Problem statement> Show all lines holding the string "annotation".
--- BEGIN The data ---
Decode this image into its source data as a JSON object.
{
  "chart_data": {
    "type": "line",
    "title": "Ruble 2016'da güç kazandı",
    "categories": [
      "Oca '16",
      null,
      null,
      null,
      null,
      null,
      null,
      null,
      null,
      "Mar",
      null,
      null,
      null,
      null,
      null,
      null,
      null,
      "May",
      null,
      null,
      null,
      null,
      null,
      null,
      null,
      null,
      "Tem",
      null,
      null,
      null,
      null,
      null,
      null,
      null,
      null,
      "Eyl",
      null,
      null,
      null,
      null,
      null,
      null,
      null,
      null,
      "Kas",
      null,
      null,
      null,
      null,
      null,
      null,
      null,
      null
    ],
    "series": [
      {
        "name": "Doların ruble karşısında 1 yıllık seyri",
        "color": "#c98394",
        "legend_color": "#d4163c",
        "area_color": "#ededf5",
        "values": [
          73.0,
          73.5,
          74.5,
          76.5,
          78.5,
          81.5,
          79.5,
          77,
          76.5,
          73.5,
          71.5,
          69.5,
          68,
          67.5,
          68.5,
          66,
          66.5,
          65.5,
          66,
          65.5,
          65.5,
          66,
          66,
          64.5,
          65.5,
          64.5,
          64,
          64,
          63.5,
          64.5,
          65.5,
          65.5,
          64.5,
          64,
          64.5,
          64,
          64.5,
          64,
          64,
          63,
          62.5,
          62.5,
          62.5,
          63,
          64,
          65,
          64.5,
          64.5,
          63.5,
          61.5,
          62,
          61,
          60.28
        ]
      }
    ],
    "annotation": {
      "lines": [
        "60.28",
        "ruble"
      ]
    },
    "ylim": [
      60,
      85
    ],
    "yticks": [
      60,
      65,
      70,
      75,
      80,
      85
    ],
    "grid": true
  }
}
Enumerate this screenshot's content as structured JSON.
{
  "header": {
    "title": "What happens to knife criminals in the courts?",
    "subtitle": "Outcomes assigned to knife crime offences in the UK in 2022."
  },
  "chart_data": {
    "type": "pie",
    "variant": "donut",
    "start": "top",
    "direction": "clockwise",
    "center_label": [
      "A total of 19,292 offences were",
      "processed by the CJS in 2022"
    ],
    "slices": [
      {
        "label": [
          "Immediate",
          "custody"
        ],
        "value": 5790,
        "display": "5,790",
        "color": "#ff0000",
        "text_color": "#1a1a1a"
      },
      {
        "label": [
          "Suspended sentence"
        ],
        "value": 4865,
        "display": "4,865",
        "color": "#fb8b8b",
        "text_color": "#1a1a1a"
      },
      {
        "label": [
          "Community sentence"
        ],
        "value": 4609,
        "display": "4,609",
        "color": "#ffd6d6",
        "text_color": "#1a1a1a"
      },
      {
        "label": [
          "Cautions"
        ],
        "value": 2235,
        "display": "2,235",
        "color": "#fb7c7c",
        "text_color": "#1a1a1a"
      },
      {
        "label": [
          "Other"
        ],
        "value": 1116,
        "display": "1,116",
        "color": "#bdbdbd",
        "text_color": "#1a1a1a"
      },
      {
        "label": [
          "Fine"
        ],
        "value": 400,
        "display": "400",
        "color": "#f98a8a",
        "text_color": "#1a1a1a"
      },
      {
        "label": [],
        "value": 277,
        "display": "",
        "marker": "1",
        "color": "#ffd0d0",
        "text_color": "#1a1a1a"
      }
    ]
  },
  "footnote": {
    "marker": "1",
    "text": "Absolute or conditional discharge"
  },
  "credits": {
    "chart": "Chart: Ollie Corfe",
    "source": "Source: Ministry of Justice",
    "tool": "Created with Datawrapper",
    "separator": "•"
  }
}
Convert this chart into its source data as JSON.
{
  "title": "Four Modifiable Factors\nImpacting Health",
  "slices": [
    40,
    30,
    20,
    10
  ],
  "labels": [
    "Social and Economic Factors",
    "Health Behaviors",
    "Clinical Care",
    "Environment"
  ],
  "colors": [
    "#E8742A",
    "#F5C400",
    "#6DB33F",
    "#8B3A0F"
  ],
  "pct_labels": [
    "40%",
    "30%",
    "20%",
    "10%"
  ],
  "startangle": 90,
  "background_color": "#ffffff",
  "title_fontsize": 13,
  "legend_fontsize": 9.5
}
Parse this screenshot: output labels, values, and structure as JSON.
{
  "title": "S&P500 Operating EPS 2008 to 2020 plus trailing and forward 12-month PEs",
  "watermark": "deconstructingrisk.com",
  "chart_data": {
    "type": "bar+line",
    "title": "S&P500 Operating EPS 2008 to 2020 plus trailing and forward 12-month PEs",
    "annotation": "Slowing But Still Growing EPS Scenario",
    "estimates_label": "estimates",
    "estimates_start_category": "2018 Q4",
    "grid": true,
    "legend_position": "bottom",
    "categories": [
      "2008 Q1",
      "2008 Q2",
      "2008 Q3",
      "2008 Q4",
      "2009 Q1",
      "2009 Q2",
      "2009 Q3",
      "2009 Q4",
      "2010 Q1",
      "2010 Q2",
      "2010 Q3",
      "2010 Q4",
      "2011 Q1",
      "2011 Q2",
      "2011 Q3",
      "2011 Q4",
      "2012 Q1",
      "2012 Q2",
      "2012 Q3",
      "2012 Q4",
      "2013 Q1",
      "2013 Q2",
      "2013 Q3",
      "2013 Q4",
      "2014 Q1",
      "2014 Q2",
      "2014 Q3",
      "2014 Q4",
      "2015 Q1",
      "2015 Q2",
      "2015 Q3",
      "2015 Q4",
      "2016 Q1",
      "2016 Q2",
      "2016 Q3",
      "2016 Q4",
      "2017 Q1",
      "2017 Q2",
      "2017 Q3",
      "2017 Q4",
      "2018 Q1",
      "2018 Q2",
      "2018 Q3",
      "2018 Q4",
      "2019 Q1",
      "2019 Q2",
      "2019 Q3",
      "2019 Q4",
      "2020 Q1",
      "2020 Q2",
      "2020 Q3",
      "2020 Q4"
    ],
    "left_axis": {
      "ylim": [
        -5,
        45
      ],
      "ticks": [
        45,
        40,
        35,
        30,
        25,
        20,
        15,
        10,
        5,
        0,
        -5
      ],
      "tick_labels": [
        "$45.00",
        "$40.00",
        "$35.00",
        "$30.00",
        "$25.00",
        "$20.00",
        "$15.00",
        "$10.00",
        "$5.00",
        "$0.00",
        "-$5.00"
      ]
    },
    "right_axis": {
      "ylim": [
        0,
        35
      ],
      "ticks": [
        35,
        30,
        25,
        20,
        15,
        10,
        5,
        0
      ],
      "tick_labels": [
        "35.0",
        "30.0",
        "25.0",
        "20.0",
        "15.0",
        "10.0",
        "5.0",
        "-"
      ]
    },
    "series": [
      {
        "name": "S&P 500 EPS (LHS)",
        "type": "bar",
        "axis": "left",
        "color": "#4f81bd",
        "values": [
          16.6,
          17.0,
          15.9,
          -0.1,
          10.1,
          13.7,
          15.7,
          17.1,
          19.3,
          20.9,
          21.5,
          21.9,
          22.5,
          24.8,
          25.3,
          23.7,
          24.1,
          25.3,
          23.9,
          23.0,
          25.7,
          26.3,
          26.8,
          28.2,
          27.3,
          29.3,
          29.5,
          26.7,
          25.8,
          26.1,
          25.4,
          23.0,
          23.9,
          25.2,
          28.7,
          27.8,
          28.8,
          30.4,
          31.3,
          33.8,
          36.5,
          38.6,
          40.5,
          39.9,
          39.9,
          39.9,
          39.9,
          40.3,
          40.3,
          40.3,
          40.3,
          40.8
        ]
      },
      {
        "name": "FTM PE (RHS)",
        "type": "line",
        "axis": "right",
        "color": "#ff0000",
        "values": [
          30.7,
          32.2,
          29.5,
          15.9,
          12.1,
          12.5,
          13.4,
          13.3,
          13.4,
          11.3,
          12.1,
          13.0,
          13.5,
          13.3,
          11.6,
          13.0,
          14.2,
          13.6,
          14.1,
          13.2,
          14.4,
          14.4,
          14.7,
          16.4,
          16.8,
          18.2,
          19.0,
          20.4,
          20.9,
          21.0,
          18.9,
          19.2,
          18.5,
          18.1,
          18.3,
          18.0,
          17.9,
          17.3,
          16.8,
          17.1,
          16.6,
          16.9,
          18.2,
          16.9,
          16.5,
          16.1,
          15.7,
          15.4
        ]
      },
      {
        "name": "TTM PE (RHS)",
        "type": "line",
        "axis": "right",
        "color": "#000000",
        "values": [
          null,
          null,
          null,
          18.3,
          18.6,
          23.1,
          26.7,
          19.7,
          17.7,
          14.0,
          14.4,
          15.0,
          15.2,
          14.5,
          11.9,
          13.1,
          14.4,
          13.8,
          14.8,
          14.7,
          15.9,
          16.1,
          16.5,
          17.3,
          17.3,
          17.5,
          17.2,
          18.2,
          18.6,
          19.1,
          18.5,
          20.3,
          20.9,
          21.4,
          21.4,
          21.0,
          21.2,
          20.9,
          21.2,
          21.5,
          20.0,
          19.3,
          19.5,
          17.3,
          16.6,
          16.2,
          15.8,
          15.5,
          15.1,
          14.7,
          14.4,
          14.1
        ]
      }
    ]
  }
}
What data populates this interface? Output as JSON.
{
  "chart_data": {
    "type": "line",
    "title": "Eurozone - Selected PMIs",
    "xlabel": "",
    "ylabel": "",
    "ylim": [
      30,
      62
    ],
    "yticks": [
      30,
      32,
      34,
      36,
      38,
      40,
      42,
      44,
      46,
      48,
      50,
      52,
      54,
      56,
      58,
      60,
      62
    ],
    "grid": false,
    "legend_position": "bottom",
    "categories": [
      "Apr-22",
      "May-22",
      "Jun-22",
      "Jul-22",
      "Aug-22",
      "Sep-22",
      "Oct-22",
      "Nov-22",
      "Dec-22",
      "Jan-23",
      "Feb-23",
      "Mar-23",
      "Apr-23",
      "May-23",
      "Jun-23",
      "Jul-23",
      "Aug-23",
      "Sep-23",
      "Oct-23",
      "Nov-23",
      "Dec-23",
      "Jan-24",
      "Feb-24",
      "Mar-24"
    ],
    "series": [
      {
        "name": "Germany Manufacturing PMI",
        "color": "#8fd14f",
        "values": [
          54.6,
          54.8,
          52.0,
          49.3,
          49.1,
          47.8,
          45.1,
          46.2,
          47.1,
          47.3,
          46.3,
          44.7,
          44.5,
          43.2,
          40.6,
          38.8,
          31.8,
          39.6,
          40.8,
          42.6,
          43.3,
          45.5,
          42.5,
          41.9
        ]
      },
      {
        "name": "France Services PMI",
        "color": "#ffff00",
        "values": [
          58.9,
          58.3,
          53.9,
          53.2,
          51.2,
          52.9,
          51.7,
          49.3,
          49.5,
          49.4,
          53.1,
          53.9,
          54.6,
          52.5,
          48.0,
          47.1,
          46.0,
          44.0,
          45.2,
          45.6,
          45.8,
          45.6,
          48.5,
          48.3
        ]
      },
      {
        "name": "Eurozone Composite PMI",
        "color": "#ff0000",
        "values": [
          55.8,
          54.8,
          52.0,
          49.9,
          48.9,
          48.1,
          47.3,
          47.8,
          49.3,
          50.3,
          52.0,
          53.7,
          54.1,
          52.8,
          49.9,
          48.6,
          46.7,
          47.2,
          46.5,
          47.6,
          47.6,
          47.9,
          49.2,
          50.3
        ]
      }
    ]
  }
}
--- END The data ---
Solution below>
    "annotation": {
    "annotation": "Slowing But Still Growing EPS Scenario",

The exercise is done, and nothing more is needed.